Instructions to follow: Copy out the listing that follows, exact in every word, and skip the images.

Excerpted data:

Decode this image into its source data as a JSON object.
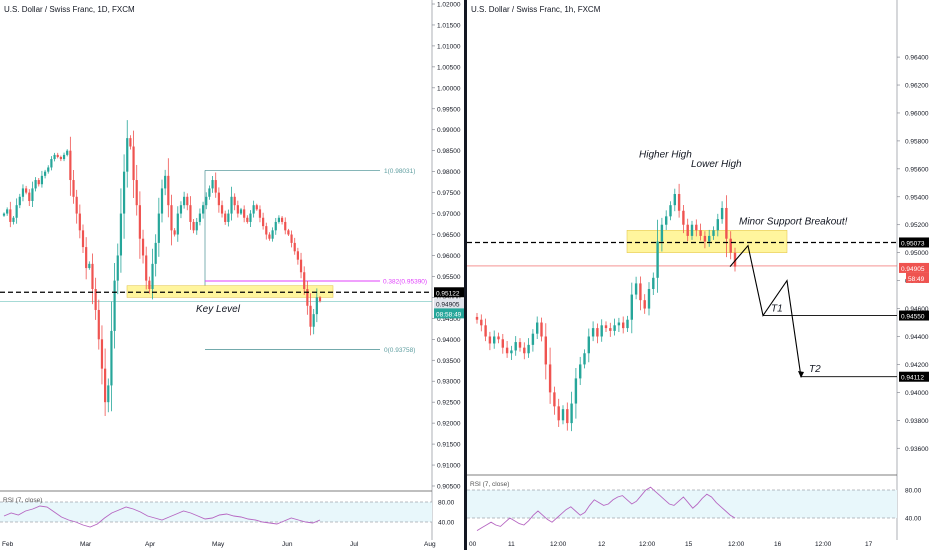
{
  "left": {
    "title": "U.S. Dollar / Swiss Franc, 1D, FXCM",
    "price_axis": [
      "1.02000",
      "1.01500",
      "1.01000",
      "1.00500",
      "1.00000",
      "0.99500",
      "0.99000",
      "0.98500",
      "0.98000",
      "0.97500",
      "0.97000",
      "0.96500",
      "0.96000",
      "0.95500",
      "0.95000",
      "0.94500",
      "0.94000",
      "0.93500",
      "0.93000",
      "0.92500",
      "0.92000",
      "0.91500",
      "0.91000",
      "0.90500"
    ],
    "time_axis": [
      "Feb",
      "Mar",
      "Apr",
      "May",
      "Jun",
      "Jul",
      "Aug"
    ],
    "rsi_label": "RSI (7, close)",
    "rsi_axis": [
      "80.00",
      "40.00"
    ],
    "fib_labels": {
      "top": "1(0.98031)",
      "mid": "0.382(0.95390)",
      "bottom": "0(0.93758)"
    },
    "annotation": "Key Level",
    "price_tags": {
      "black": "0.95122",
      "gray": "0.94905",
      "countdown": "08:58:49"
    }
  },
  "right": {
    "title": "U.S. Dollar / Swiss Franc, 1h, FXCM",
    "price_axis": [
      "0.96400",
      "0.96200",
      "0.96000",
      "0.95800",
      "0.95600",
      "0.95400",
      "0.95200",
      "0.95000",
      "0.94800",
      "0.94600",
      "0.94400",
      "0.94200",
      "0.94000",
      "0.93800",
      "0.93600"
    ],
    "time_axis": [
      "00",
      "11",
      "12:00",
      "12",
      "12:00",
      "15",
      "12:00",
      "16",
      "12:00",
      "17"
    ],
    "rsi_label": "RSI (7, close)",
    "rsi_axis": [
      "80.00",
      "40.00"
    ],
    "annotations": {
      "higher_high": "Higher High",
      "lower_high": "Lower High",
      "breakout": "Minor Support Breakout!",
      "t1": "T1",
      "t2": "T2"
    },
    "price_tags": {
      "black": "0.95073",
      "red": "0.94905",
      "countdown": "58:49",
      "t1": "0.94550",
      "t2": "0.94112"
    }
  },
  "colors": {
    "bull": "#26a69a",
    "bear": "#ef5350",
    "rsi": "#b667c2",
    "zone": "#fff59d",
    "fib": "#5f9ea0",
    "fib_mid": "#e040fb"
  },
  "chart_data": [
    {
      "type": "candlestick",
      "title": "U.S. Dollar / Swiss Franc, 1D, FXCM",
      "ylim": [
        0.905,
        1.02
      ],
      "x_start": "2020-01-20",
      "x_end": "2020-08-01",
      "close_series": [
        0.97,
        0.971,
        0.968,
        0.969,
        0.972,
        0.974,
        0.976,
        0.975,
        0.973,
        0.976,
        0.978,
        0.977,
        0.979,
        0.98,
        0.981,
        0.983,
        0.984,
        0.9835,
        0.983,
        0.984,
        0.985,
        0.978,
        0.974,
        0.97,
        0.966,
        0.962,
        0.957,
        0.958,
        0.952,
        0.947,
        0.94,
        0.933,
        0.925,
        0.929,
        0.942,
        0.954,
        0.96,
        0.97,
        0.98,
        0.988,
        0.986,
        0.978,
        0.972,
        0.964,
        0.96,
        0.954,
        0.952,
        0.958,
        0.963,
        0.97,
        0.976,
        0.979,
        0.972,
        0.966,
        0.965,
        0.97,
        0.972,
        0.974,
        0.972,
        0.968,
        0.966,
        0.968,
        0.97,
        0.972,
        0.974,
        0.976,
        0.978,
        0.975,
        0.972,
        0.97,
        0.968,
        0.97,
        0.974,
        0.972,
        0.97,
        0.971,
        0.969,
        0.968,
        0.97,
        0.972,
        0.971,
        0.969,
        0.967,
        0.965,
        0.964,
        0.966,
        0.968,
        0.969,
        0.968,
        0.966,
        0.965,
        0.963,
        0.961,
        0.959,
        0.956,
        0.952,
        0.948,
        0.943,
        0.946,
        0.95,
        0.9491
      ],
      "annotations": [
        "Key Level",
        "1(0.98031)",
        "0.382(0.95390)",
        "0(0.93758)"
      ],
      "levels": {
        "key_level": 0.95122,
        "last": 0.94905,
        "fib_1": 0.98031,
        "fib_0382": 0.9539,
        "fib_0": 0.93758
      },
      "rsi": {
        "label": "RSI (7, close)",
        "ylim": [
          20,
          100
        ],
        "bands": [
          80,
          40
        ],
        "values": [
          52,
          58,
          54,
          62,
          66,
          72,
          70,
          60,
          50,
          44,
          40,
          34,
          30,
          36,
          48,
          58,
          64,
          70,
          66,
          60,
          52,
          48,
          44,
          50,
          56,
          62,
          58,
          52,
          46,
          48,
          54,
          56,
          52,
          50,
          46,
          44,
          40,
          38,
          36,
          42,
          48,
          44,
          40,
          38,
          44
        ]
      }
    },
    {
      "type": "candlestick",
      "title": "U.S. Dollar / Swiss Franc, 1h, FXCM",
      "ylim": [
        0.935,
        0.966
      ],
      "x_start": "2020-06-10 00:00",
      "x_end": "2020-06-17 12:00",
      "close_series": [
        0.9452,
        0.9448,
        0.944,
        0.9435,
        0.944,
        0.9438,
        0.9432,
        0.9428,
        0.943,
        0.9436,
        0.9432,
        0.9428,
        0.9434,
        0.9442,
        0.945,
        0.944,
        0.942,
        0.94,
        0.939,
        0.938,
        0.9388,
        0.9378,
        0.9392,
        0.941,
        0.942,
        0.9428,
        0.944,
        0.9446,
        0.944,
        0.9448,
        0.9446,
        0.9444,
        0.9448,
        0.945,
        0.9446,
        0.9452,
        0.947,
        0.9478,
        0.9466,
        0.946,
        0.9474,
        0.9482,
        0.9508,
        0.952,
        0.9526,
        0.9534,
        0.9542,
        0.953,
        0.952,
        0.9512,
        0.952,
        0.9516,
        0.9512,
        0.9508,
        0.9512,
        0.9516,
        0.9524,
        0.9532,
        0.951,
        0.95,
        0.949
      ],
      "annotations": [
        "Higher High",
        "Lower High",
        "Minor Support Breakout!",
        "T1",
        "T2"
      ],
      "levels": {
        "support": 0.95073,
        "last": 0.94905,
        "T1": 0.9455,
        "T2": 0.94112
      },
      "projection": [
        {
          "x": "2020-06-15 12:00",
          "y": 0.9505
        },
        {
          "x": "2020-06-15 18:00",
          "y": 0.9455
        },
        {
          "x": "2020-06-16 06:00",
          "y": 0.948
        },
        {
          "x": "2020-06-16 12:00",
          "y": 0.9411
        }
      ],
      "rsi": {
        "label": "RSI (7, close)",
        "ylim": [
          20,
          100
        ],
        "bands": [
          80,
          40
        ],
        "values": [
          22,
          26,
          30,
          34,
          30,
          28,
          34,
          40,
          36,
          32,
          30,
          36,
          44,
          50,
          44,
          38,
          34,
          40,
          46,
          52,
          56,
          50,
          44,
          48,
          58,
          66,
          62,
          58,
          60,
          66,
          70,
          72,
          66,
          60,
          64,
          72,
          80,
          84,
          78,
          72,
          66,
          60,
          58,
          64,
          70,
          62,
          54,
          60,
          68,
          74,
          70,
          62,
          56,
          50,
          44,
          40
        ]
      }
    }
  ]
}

Response to this task:
Decode this image into its source data as a JSON object.
{
  "left": {
    "title": "U.S. Dollar / Swiss Franc, 1D, FXCM",
    "price_axis": [
      "1.02000",
      "1.01500",
      "1.01000",
      "1.00500",
      "1.00000",
      "0.99500",
      "0.99000",
      "0.98500",
      "0.98000",
      "0.97500",
      "0.97000",
      "0.96500",
      "0.96000",
      "0.95500",
      "0.95000",
      "0.94500",
      "0.94000",
      "0.93500",
      "0.93000",
      "0.92500",
      "0.92000",
      "0.91500",
      "0.91000",
      "0.90500"
    ],
    "time_axis": [
      "Feb",
      "Mar",
      "Apr",
      "May",
      "Jun",
      "Jul",
      "Aug"
    ],
    "rsi_label": "RSI (7, close)",
    "rsi_axis": [
      "80.00",
      "40.00"
    ],
    "fib_labels": {
      "top": "1(0.98031)",
      "mid": "0.382(0.95390)",
      "bottom": "0(0.93758)"
    },
    "annotation": "Key Level",
    "price_tags": {
      "black": "0.95122",
      "gray": "0.94905",
      "countdown": "08:58:49"
    }
  },
  "right": {
    "title": "U.S. Dollar / Swiss Franc, 1h, FXCM",
    "price_axis": [
      "0.96400",
      "0.96200",
      "0.96000",
      "0.95800",
      "0.95600",
      "0.95400",
      "0.95200",
      "0.95000",
      "0.94800",
      "0.94600",
      "0.94400",
      "0.94200",
      "0.94000",
      "0.93800",
      "0.93600"
    ],
    "time_axis": [
      "00",
      "11",
      "12:00",
      "12",
      "12:00",
      "15",
      "12:00",
      "16",
      "12:00",
      "17"
    ],
    "rsi_label": "RSI (7, close)",
    "rsi_axis": [
      "80.00",
      "40.00"
    ],
    "annotations": {
      "higher_high": "Higher High",
      "lower_high": "Lower High",
      "breakout": "Minor Support Breakout!",
      "t1": "T1",
      "t2": "T2"
    },
    "price_tags": {
      "black": "0.95073",
      "red": "0.94905",
      "countdown": "58:49",
      "t1": "0.94550",
      "t2": "0.94112"
    }
  },
  "colors": {
    "bull": "#26a69a",
    "bear": "#ef5350",
    "rsi": "#b667c2",
    "zone": "#fff59d",
    "fib": "#5f9ea0",
    "fib_mid": "#e040fb"
  },
  "chart_data": [
    {
      "type": "candlestick",
      "title": "U.S. Dollar / Swiss Franc, 1D, FXCM",
      "ylim": [
        0.905,
        1.02
      ],
      "x_start": "2020-01-20",
      "x_end": "2020-08-01",
      "close_series": [
        0.97,
        0.971,
        0.968,
        0.969,
        0.972,
        0.974,
        0.976,
        0.975,
        0.973,
        0.976,
        0.978,
        0.977,
        0.979,
        0.98,
        0.981,
        0.983,
        0.984,
        0.9835,
        0.983,
        0.984,
        0.985,
        0.978,
        0.974,
        0.97,
        0.966,
        0.962,
        0.957,
        0.958,
        0.952,
        0.947,
        0.94,
        0.933,
        0.925,
        0.929,
        0.942,
        0.954,
        0.96,
        0.97,
        0.98,
        0.988,
        0.986,
        0.978,
        0.972,
        0.964,
        0.96,
        0.954,
        0.952,
        0.958,
        0.963,
        0.97,
        0.976,
        0.979,
        0.972,
        0.966,
        0.965,
        0.97,
        0.972,
        0.974,
        0.972,
        0.968,
        0.966,
        0.968,
        0.97,
        0.972,
        0.974,
        0.976,
        0.978,
        0.975,
        0.972,
        0.97,
        0.968,
        0.97,
        0.974,
        0.972,
        0.97,
        0.971,
        0.969,
        0.968,
        0.97,
        0.972,
        0.971,
        0.969,
        0.967,
        0.965,
        0.964,
        0.966,
        0.968,
        0.969,
        0.968,
        0.966,
        0.965,
        0.963,
        0.961,
        0.959,
        0.956,
        0.952,
        0.948,
        0.943,
        0.946,
        0.95,
        0.9491
      ],
      "annotations": [
        "Key Level",
        "1(0.98031)",
        "0.382(0.95390)",
        "0(0.93758)"
      ],
      "levels": {
        "key_level": 0.95122,
        "last": 0.94905,
        "fib_1": 0.98031,
        "fib_0382": 0.9539,
        "fib_0": 0.93758
      },
      "rsi": {
        "label": "RSI (7, close)",
        "ylim": [
          20,
          100
        ],
        "bands": [
          80,
          40
        ],
        "values": [
          52,
          58,
          54,
          62,
          66,
          72,
          70,
          60,
          50,
          44,
          40,
          34,
          30,
          36,
          48,
          58,
          64,
          70,
          66,
          60,
          52,
          48,
          44,
          50,
          56,
          62,
          58,
          52,
          46,
          48,
          54,
          56,
          52,
          50,
          46,
          44,
          40,
          38,
          36,
          42,
          48,
          44,
          40,
          38,
          44
        ]
      }
    },
    {
      "type": "candlestick",
      "title": "U.S. Dollar / Swiss Franc, 1h, FXCM",
      "ylim": [
        0.935,
        0.966
      ],
      "x_start": "2020-06-10 00:00",
      "x_end": "2020-06-17 12:00",
      "close_series": [
        0.9452,
        0.9448,
        0.944,
        0.9435,
        0.944,
        0.9438,
        0.9432,
        0.9428,
        0.943,
        0.9436,
        0.9432,
        0.9428,
        0.9434,
        0.9442,
        0.945,
        0.944,
        0.942,
        0.94,
        0.939,
        0.938,
        0.9388,
        0.9378,
        0.9392,
        0.941,
        0.942,
        0.9428,
        0.944,
        0.9446,
        0.944,
        0.9448,
        0.9446,
        0.9444,
        0.9448,
        0.945,
        0.9446,
        0.9452,
        0.947,
        0.9478,
        0.9466,
        0.946,
        0.9474,
        0.9482,
        0.9508,
        0.952,
        0.9526,
        0.9534,
        0.9542,
        0.953,
        0.952,
        0.9512,
        0.952,
        0.9516,
        0.9512,
        0.9508,
        0.9512,
        0.9516,
        0.9524,
        0.9532,
        0.951,
        0.95,
        0.949
      ],
      "annotations": [
        "Higher High",
        "Lower High",
        "Minor Support Breakout!",
        "T1",
        "T2"
      ],
      "levels": {
        "support": 0.95073,
        "last": 0.94905,
        "T1": 0.9455,
        "T2": 0.94112
      },
      "projection": [
        {
          "x": "2020-06-15 12:00",
          "y": 0.9505
        },
        {
          "x": "2020-06-15 18:00",
          "y": 0.9455
        },
        {
          "x": "2020-06-16 06:00",
          "y": 0.948
        },
        {
          "x": "2020-06-16 12:00",
          "y": 0.9411
        }
      ],
      "rsi": {
        "label": "RSI (7, close)",
        "ylim": [
          20,
          100
        ],
        "bands": [
          80,
          40
        ],
        "values": [
          22,
          26,
          30,
          34,
          30,
          28,
          34,
          40,
          36,
          32,
          30,
          36,
          44,
          50,
          44,
          38,
          34,
          40,
          46,
          52,
          56,
          50,
          44,
          48,
          58,
          66,
          62,
          58,
          60,
          66,
          70,
          72,
          66,
          60,
          64,
          72,
          80,
          84,
          78,
          72,
          66,
          60,
          58,
          64,
          70,
          62,
          54,
          60,
          68,
          74,
          70,
          62,
          56,
          50,
          44,
          40
        ]
      }
    }
  ]
}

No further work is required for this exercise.